# Input rows start
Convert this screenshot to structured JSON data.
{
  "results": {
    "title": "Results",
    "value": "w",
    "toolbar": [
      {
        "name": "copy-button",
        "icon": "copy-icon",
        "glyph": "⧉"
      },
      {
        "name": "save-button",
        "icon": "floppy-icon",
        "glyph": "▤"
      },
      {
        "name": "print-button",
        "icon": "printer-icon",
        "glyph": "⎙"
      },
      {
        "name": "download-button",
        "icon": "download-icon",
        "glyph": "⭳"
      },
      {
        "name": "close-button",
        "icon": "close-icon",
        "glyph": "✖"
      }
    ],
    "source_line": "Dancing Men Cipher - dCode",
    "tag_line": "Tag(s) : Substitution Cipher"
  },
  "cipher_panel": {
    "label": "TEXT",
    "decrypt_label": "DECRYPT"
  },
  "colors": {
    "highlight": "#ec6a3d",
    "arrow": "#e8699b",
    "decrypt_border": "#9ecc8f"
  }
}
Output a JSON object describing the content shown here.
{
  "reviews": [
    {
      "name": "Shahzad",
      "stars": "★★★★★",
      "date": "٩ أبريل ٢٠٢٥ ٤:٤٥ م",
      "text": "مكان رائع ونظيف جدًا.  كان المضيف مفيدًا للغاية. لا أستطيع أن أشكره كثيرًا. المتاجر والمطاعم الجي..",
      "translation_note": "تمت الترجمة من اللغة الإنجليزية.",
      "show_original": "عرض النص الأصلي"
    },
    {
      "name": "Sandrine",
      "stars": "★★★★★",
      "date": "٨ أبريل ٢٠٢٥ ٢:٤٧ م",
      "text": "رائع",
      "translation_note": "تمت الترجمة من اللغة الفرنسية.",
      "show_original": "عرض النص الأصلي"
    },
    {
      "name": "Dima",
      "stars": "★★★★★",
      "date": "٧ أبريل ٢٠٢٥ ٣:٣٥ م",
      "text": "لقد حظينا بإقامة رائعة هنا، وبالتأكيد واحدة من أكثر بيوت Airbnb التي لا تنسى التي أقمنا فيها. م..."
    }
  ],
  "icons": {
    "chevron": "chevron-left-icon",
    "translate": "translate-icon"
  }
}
# Input rows end
Job
Begin at the line containing "Output a JSON" and reproduce each line through the end of the records above.

Task result
Output a JSON object describing the content shown here.
{
  "reviews": [
    {
      "name": "Shahzad",
      "stars": "★★★★★",
      "date": "٩ أبريل ٢٠٢٥ ٤:٤٥ م",
      "text": "مكان رائع ونظيف جدًا.  كان المضيف مفيدًا للغاية. لا أستطيع أن أشكره كثيرًا. المتاجر والمطاعم الجي..",
      "translation_note": "تمت الترجمة من اللغة الإنجليزية.",
      "show_original": "عرض النص الأصلي"
    },
    {
      "name": "Sandrine",
      "stars": "★★★★★",
      "date": "٨ أبريل ٢٠٢٥ ٢:٤٧ م",
      "text": "رائع",
      "translation_note": "تمت الترجمة من اللغة الفرنسية.",
      "show_original": "عرض النص الأصلي"
    },
    {
      "name": "Dima",
      "stars": "★★★★★",
      "date": "٧ أبريل ٢٠٢٥ ٣:٣٥ م",
      "text": "لقد حظينا بإقامة رائعة هنا، وبالتأكيد واحدة من أكثر بيوت Airbnb التي لا تنسى التي أقمنا فيها. م..."
    }
  ],
  "icons": {
    "chevron": "chevron-left-icon",
    "translate": "translate-icon"
  }
}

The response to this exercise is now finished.